## START LISTING

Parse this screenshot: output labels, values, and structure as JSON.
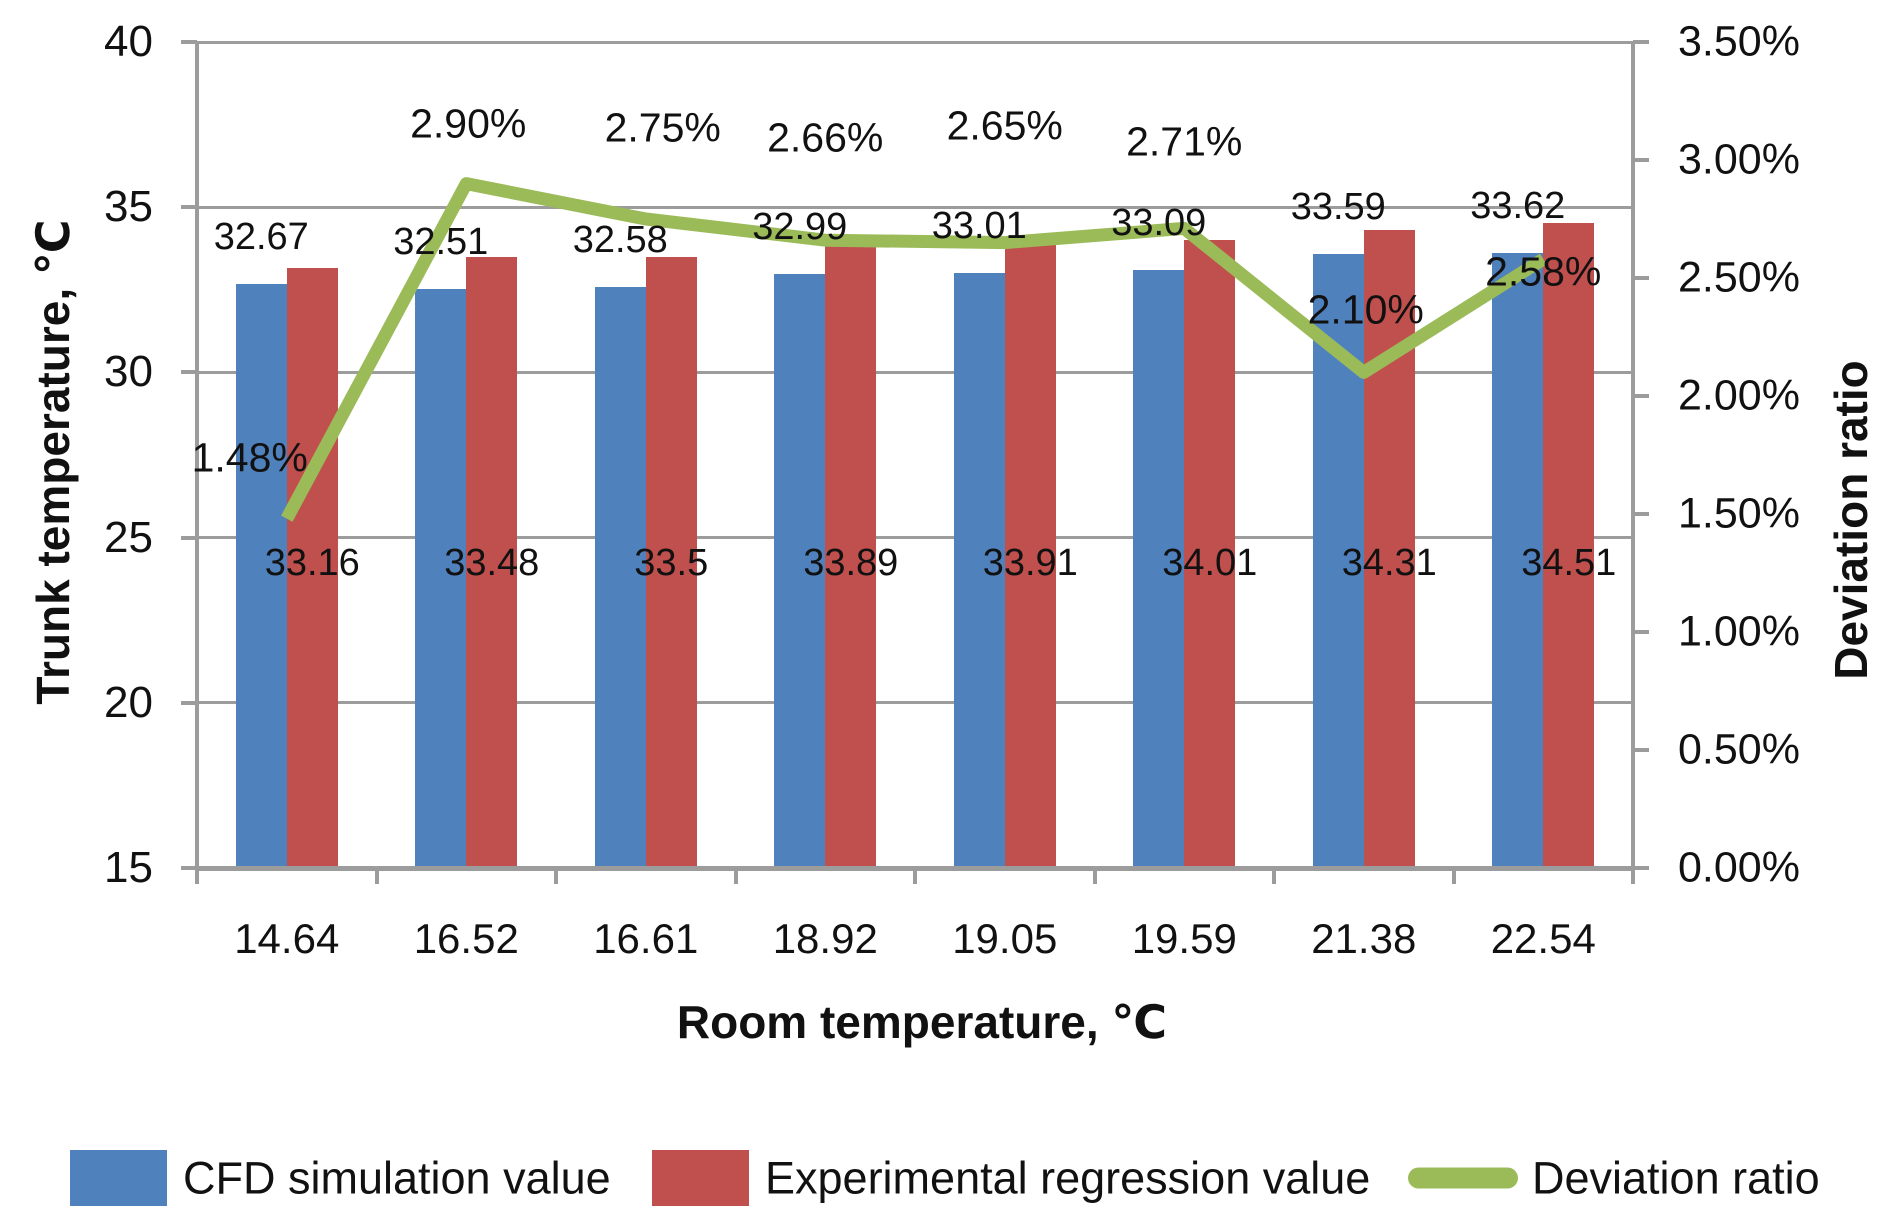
{
  "chart_data": {
    "type": "bar+line combo",
    "categories": [
      "14.64",
      "16.52",
      "16.61",
      "18.92",
      "19.05",
      "19.59",
      "21.38",
      "22.54"
    ],
    "series": [
      {
        "name": "CFD simulation value",
        "type": "bar",
        "color": "#4F81BD",
        "axis": "left",
        "values": [
          32.67,
          32.51,
          32.58,
          32.99,
          33.01,
          33.09,
          33.59,
          33.62
        ],
        "labels": [
          "32.67",
          "32.51",
          "32.58",
          "32.99",
          "33.01",
          "33.09",
          "33.59",
          "33.62"
        ]
      },
      {
        "name": "Experimental regression value",
        "type": "bar",
        "color": "#C0504D",
        "axis": "left",
        "values": [
          33.16,
          33.48,
          33.5,
          33.89,
          33.91,
          34.01,
          34.31,
          34.51
        ],
        "labels": [
          "33.16",
          "33.48",
          "33.5",
          "33.89",
          "33.91",
          "34.01",
          "34.31",
          "34.51"
        ]
      },
      {
        "name": "Deviation ratio",
        "type": "line",
        "color": "#9BBB59",
        "axis": "right",
        "values": [
          1.48,
          2.9,
          2.75,
          2.66,
          2.65,
          2.71,
          2.1,
          2.58
        ],
        "labels": [
          "1.48%",
          "2.90%",
          "2.75%",
          "2.66%",
          "2.65%",
          "2.71%",
          "2.10%",
          "2.58%"
        ]
      }
    ],
    "left_axis": {
      "title": "Trunk temperature, ℃",
      "min": 15,
      "max": 40,
      "step": 5,
      "ticks": [
        "40",
        "35",
        "30",
        "25",
        "20",
        "15"
      ]
    },
    "right_axis": {
      "title": "Deviation ratio",
      "min": 0,
      "max": 3.5,
      "step": 0.5,
      "ticks": [
        "3.50%",
        "3.00%",
        "2.50%",
        "2.00%",
        "1.50%",
        "1.00%",
        "0.50%",
        "0.00%"
      ]
    },
    "x_axis": {
      "title": "Room temperature, ℃"
    },
    "grid": "horizontal gridlines at left-axis steps",
    "legend_position": "bottom",
    "legend": [
      {
        "label": "CFD simulation value",
        "swatch": "bar",
        "color": "#4F81BD"
      },
      {
        "label": "Experimental regression value",
        "swatch": "bar",
        "color": "#C0504D"
      },
      {
        "label": "Deviation ratio",
        "swatch": "line",
        "color": "#9BBB59"
      }
    ]
  }
}
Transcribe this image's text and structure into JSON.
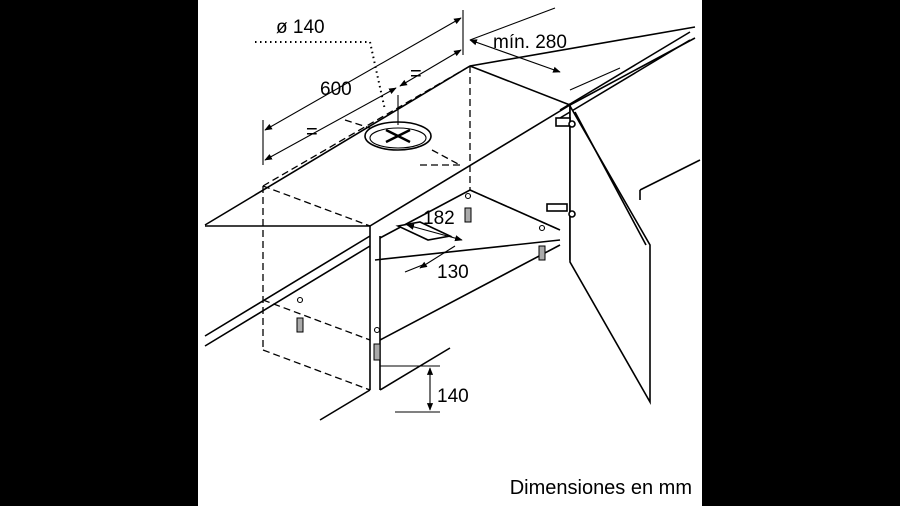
{
  "diagram": {
    "labels": {
      "diameter": "ø 140",
      "width": "600",
      "min_depth": "mín. 280",
      "equal_left": "=",
      "equal_right": "=",
      "offset_182": "182",
      "offset_130": "130",
      "height_140": "140"
    },
    "caption": "Dimensiones en mm"
  }
}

## END LISTING

From the listing above, pick out every line containing "type".

    "type": "bar+line combo",
        "type": "bar",
        "type": "bar",
        "type": "line",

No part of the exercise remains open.